• _EXERCISE DETAILS_:
Copy each line of the entries below that contains the string "overline".
━━━━━━━━━━
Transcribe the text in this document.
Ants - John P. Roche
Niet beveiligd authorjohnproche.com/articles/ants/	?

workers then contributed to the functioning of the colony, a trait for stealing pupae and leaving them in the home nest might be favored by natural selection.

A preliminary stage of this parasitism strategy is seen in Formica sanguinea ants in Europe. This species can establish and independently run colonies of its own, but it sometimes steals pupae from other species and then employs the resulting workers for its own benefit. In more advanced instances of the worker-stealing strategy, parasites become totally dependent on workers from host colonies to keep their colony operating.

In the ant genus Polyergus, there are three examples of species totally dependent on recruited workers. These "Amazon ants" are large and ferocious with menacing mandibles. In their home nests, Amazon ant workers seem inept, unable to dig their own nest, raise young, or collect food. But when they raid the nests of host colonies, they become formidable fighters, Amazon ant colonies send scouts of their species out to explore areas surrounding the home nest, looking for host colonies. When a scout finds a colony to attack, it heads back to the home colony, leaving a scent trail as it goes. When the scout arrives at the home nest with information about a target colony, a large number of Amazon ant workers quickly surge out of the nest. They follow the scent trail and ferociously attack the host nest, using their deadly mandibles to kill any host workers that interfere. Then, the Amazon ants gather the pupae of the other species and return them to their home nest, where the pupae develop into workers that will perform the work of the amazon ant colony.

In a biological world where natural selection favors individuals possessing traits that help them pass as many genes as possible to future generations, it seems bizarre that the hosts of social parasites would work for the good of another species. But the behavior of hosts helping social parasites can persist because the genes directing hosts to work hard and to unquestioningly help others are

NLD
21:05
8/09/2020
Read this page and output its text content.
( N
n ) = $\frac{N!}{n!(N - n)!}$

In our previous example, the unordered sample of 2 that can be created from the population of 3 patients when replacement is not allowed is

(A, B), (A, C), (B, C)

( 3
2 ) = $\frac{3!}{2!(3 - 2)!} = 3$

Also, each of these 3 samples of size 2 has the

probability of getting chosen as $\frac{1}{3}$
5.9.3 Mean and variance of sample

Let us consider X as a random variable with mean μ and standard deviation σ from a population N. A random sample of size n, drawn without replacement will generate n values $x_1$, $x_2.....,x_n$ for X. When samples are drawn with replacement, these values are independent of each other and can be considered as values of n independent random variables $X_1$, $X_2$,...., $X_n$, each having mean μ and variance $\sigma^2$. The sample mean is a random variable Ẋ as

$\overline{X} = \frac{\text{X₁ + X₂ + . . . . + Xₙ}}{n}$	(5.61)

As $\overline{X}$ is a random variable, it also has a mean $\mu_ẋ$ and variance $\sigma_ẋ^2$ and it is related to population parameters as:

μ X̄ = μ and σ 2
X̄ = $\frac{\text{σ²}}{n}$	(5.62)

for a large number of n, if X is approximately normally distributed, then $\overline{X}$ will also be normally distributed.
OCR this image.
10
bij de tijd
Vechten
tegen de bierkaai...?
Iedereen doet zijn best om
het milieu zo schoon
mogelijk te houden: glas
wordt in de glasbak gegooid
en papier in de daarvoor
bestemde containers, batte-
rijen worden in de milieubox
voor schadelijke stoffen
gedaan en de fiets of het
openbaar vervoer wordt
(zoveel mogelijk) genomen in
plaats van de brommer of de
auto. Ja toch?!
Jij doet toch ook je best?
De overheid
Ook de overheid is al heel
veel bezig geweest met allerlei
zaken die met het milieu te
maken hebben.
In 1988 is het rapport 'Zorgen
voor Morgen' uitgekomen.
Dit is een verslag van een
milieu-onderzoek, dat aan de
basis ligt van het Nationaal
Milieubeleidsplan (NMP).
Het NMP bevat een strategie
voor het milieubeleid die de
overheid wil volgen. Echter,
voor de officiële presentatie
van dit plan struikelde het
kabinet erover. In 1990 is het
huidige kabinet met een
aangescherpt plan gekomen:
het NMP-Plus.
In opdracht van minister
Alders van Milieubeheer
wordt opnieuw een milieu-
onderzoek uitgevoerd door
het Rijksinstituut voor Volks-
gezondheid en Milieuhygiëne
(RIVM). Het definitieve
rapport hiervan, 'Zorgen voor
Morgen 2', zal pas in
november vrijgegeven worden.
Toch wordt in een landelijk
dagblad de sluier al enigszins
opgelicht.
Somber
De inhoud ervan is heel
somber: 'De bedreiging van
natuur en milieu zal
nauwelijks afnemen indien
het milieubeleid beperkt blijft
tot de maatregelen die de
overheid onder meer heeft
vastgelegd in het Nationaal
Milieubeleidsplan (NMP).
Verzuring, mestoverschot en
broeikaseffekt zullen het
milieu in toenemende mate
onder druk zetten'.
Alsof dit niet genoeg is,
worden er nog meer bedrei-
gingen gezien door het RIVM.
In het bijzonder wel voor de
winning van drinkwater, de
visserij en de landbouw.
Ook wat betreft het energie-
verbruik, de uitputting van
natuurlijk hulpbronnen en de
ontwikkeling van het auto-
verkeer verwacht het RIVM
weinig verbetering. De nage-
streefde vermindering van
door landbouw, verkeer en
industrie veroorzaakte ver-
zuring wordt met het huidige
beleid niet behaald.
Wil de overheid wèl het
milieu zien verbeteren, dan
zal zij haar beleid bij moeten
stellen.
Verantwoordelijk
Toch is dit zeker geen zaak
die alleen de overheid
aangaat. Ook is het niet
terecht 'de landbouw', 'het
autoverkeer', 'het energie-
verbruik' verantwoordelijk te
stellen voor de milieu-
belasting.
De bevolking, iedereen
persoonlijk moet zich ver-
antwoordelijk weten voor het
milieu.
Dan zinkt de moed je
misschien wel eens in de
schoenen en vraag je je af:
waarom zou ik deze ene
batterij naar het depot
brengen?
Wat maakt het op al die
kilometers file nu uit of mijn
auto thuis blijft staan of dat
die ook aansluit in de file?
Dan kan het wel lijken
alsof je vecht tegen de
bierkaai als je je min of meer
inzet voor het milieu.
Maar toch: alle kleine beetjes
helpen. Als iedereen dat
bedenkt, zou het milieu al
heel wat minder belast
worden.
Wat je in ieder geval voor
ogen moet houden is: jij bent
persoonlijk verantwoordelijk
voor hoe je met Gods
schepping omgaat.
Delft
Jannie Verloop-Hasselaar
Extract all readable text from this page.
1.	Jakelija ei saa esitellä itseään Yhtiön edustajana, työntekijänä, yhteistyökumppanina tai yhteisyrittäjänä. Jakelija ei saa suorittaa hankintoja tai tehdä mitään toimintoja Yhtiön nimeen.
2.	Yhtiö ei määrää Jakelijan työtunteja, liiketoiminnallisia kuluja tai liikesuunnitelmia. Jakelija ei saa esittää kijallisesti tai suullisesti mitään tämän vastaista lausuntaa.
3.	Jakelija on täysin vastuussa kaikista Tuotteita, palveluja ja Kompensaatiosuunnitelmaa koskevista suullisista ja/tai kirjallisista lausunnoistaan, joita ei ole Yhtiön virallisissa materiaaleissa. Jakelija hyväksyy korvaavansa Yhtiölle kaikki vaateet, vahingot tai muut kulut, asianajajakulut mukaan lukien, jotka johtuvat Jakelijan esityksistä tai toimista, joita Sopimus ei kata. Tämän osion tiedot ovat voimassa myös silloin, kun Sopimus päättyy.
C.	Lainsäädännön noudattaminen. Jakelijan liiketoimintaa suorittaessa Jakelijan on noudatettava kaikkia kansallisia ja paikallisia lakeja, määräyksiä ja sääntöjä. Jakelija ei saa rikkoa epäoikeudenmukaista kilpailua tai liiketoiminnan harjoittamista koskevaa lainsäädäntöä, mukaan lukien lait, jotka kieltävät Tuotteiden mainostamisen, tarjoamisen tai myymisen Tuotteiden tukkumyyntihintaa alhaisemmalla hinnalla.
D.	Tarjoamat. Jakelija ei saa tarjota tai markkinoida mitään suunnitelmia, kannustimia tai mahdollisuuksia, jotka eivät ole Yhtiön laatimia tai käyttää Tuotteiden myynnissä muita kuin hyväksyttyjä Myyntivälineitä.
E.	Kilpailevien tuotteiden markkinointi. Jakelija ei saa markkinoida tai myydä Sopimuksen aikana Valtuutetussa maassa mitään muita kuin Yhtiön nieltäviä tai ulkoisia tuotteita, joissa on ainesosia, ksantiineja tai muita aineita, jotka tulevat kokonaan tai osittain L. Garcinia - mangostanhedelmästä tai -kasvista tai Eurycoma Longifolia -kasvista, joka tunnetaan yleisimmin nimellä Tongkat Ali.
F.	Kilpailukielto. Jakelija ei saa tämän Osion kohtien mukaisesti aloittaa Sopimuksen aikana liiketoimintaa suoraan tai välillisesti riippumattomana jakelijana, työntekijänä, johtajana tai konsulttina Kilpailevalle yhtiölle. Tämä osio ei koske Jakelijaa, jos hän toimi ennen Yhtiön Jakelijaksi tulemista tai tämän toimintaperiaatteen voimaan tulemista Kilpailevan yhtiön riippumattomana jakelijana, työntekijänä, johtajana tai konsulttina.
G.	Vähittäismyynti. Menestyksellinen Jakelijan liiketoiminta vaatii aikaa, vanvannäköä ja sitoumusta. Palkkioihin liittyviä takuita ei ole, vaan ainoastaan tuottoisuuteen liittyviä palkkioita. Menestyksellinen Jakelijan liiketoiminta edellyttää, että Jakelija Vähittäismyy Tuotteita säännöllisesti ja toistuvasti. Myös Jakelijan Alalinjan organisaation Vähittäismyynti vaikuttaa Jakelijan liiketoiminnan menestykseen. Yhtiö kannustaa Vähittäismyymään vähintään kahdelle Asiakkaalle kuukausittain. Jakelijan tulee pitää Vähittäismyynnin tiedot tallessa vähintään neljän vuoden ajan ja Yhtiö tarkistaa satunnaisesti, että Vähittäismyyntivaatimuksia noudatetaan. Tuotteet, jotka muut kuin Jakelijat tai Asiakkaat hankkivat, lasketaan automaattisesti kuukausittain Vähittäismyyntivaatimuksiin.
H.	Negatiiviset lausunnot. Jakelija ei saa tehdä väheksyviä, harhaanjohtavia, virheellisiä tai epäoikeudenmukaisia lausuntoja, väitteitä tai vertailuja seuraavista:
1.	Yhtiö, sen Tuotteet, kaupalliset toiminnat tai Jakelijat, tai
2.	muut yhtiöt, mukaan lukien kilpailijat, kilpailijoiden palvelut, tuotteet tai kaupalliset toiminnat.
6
━━━━━━━━━━
• _SOLUTION TO THIS EXERCISE_:
$\overline{X} = \frac{\text{X₁ + X₂ + . . . . + Xₙ}}{n}$	(5.61)
As $\overline{X}$ is a random variable, it also has a mean $\mu_ẋ$ and variance $\sigma_ẋ^2$ and it is related to population parameters as:
for a large number of n, if X is approximately normally distributed, then $\overline{X}$ will also be normally distributed.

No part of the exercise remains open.